### Information provided ###

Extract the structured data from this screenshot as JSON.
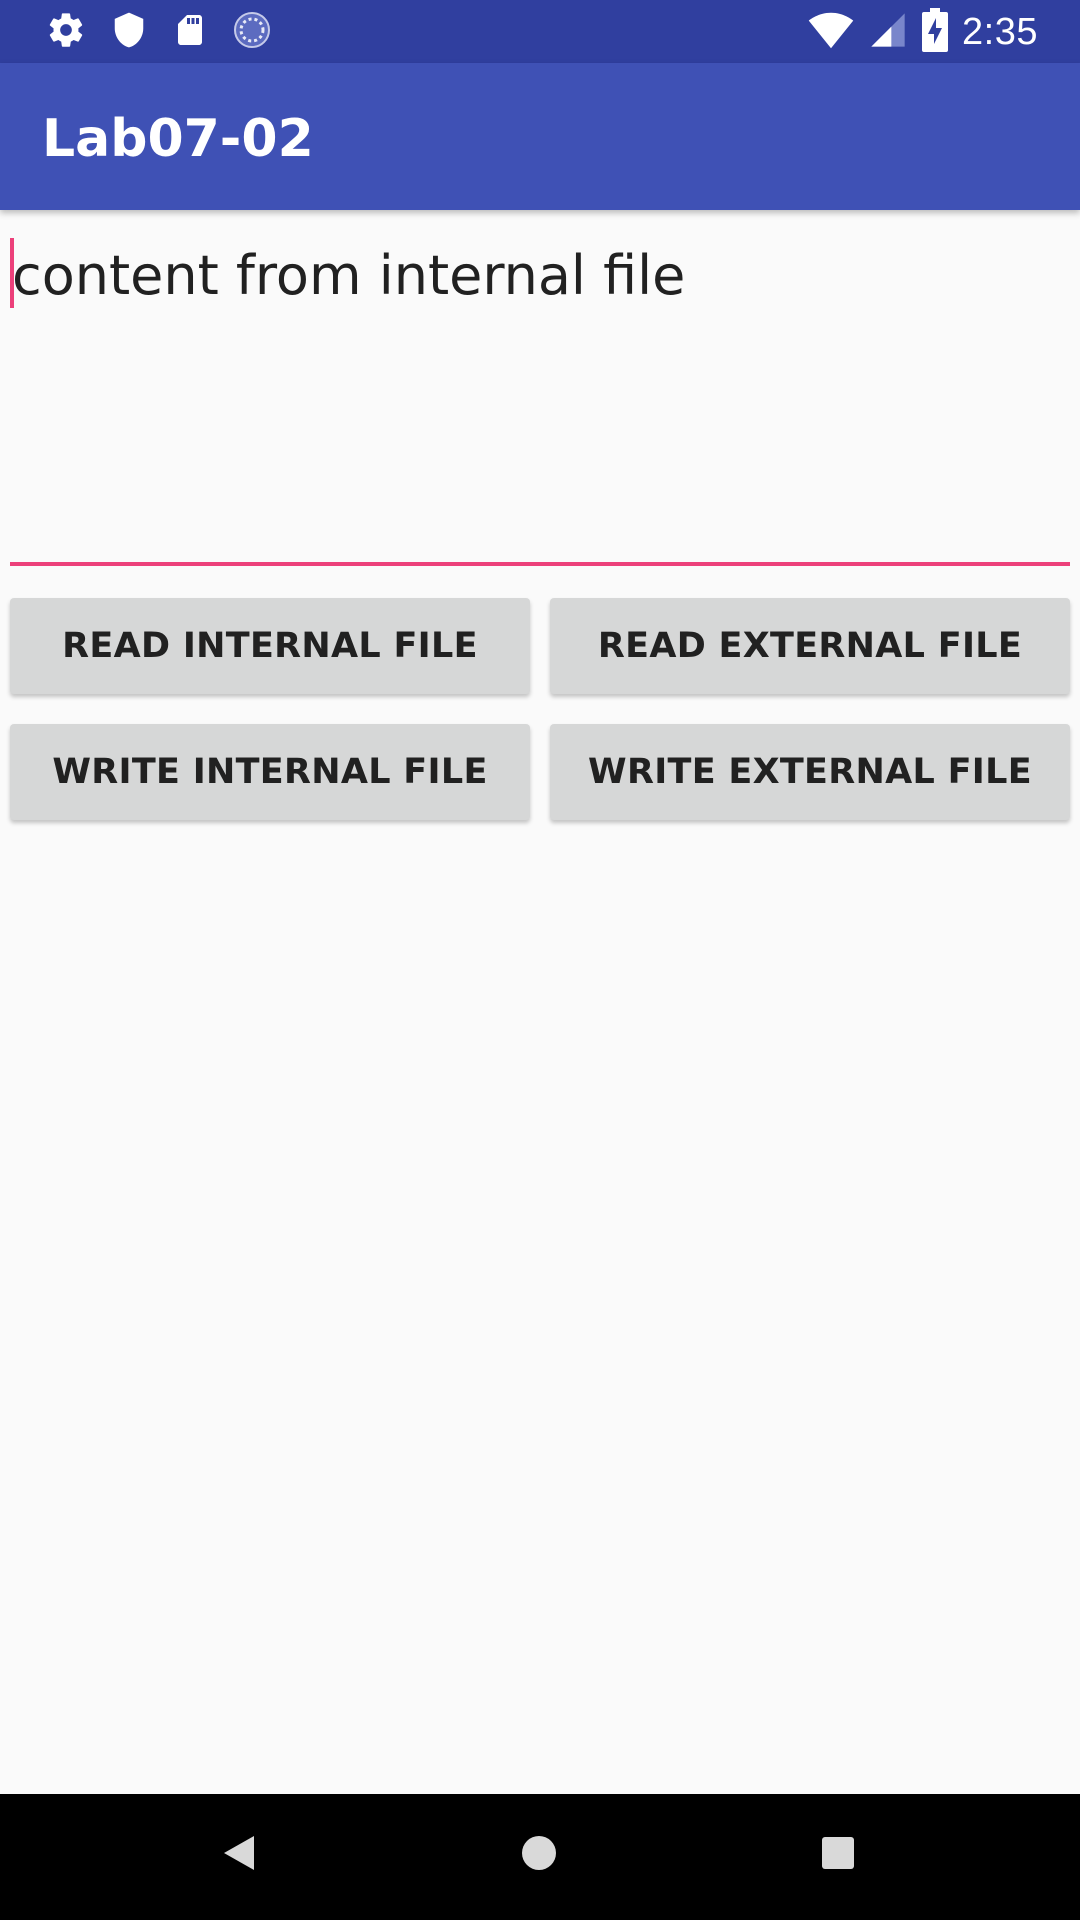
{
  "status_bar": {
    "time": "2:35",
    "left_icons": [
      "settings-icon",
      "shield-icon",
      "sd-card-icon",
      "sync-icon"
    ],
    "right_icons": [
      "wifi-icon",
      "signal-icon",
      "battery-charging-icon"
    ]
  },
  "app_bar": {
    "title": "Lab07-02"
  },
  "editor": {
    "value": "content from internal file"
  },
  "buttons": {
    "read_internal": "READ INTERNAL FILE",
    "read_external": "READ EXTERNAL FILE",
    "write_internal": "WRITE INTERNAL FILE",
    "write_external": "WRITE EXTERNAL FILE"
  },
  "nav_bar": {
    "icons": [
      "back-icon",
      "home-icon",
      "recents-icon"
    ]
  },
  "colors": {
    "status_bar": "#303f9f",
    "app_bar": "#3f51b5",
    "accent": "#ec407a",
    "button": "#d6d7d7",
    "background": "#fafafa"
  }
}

###
### Information provided ###

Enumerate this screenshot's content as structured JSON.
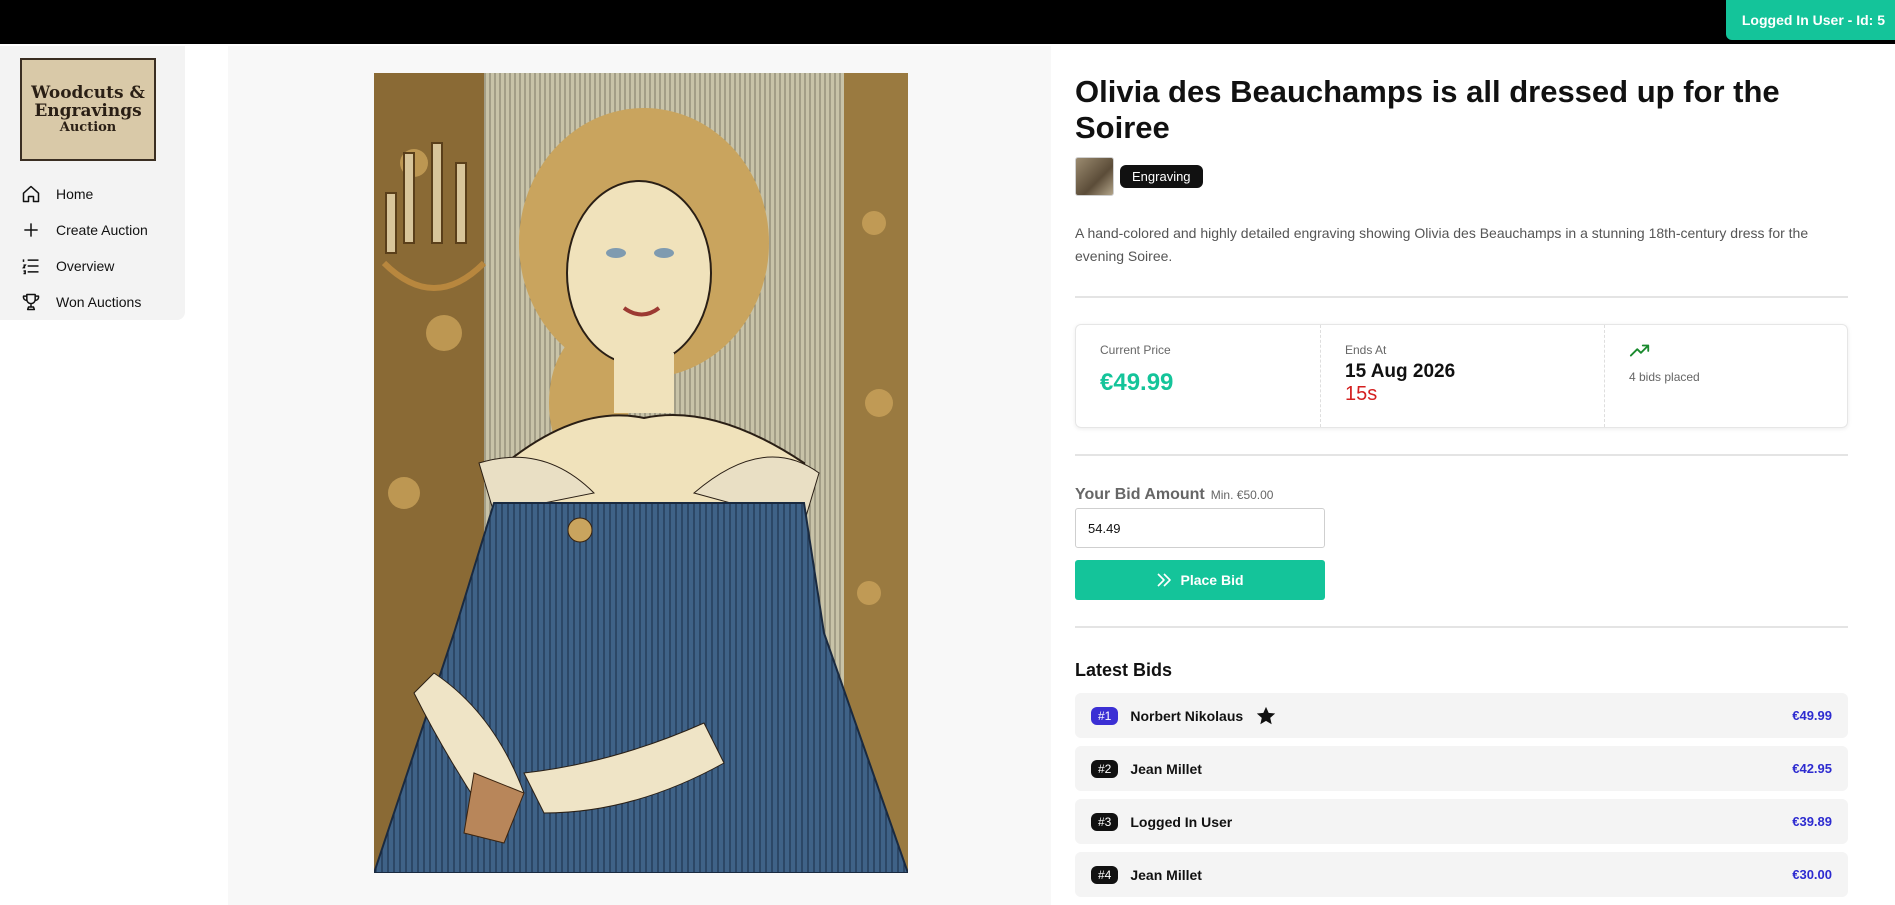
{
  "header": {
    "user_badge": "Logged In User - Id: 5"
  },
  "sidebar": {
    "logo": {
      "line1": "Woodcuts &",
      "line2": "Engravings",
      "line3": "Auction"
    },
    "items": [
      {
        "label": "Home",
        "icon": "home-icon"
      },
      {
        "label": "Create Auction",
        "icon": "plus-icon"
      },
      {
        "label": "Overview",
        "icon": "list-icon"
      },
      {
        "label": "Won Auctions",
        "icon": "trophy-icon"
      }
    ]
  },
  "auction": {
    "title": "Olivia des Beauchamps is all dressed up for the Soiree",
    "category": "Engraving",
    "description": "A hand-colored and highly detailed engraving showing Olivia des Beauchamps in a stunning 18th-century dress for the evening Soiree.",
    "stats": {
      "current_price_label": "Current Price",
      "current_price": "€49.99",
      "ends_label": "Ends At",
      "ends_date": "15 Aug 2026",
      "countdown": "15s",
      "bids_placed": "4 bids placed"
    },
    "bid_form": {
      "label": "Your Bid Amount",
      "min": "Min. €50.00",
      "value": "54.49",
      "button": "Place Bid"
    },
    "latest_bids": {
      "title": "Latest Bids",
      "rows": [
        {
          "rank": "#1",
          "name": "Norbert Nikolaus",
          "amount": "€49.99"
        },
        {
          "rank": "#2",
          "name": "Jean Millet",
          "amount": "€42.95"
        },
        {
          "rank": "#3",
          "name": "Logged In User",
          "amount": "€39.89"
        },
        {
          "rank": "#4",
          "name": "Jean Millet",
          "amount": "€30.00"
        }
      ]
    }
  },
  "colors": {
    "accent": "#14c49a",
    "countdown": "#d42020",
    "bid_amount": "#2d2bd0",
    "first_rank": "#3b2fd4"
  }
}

###

Instructions to follow. Copy every line of the listing that includes the string "title".

Response for this exercise.
    "title": "Lab07-02"
    "title": "Olivia des Beauchamps is all dressed up for the Soiree",
      "title": "Latest Bids",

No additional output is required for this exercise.